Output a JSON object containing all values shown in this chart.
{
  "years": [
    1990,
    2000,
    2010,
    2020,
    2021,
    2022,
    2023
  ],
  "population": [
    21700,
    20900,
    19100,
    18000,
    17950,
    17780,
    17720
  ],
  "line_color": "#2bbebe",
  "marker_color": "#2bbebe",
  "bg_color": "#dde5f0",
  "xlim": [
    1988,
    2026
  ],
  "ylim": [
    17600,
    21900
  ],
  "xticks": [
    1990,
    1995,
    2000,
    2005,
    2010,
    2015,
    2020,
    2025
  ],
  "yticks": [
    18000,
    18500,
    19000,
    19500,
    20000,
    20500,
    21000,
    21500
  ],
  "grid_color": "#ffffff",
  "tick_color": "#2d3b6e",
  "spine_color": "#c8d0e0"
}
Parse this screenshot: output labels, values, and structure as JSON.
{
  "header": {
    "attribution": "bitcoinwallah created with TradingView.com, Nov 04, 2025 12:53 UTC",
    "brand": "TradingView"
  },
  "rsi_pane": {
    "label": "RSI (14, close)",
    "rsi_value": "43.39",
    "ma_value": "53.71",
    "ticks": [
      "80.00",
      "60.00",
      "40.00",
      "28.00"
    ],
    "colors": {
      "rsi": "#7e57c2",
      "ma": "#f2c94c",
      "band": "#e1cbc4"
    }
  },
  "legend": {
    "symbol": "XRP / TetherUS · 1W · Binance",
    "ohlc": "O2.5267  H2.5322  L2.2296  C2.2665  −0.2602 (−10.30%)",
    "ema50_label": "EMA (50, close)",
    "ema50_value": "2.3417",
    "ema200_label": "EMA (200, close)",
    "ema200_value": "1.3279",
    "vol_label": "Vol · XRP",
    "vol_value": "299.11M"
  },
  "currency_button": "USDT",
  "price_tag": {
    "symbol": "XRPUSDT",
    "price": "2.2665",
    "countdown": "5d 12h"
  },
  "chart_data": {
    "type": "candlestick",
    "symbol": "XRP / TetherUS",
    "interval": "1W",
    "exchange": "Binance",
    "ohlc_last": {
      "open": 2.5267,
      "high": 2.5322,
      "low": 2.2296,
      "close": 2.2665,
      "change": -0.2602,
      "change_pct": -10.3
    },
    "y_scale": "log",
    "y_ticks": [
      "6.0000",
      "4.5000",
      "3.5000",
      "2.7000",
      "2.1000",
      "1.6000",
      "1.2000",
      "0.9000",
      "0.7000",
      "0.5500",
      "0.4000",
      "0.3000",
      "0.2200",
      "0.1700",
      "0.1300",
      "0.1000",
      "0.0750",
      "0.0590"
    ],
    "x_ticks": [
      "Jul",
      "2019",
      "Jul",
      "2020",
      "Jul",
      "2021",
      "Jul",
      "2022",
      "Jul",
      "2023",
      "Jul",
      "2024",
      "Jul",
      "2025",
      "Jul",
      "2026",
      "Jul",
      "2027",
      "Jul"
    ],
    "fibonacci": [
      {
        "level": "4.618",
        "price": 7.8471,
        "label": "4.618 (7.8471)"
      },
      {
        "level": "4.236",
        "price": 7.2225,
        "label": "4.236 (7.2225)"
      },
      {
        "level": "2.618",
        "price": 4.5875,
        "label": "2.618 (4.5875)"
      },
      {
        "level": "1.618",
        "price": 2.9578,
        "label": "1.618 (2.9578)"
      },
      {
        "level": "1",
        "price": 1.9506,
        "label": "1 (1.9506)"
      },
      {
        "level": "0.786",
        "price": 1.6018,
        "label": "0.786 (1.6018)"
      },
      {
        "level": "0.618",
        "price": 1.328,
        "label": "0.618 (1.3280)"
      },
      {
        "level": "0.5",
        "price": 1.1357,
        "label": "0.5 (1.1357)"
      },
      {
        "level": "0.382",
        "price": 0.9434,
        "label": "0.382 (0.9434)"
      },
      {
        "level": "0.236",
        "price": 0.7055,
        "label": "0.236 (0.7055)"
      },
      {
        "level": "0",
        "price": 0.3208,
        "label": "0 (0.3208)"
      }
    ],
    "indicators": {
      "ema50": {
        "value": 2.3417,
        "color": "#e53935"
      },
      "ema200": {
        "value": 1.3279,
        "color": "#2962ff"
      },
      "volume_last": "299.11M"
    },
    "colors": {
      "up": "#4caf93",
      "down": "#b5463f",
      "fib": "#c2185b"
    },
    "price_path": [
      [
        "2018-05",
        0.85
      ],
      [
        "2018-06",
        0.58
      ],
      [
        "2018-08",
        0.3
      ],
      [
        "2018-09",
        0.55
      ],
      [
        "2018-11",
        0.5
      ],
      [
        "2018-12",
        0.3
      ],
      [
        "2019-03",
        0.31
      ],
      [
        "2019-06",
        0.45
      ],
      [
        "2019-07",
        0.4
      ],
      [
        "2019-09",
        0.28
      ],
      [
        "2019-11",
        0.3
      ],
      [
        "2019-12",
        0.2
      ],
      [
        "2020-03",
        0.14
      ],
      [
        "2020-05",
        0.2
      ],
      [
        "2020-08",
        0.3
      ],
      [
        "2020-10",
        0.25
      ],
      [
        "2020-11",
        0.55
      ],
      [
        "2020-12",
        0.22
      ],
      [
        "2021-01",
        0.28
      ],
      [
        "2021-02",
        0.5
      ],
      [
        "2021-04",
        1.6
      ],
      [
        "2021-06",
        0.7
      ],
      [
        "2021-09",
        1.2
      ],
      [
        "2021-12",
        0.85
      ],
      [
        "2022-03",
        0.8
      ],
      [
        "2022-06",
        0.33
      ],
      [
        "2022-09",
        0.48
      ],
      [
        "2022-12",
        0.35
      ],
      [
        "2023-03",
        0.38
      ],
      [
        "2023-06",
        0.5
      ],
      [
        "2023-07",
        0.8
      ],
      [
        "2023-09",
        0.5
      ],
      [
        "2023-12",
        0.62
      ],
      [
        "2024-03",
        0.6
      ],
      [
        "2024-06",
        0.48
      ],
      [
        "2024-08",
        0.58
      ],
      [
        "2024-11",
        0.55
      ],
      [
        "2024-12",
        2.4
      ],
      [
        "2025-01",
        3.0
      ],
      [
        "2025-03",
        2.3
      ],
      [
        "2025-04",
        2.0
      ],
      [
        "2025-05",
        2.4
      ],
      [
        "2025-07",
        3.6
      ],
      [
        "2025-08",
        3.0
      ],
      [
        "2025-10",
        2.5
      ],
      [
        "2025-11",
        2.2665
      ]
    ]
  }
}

━━━━━━━━

> [Problem details] Identify all lines in the records above with the word "TradingView".

> [Problem solution]
    "attribution": "bitcoinwallah created with TradingView.com, Nov 04, 2025 12:53 UTC",
    "brand": "TradingView"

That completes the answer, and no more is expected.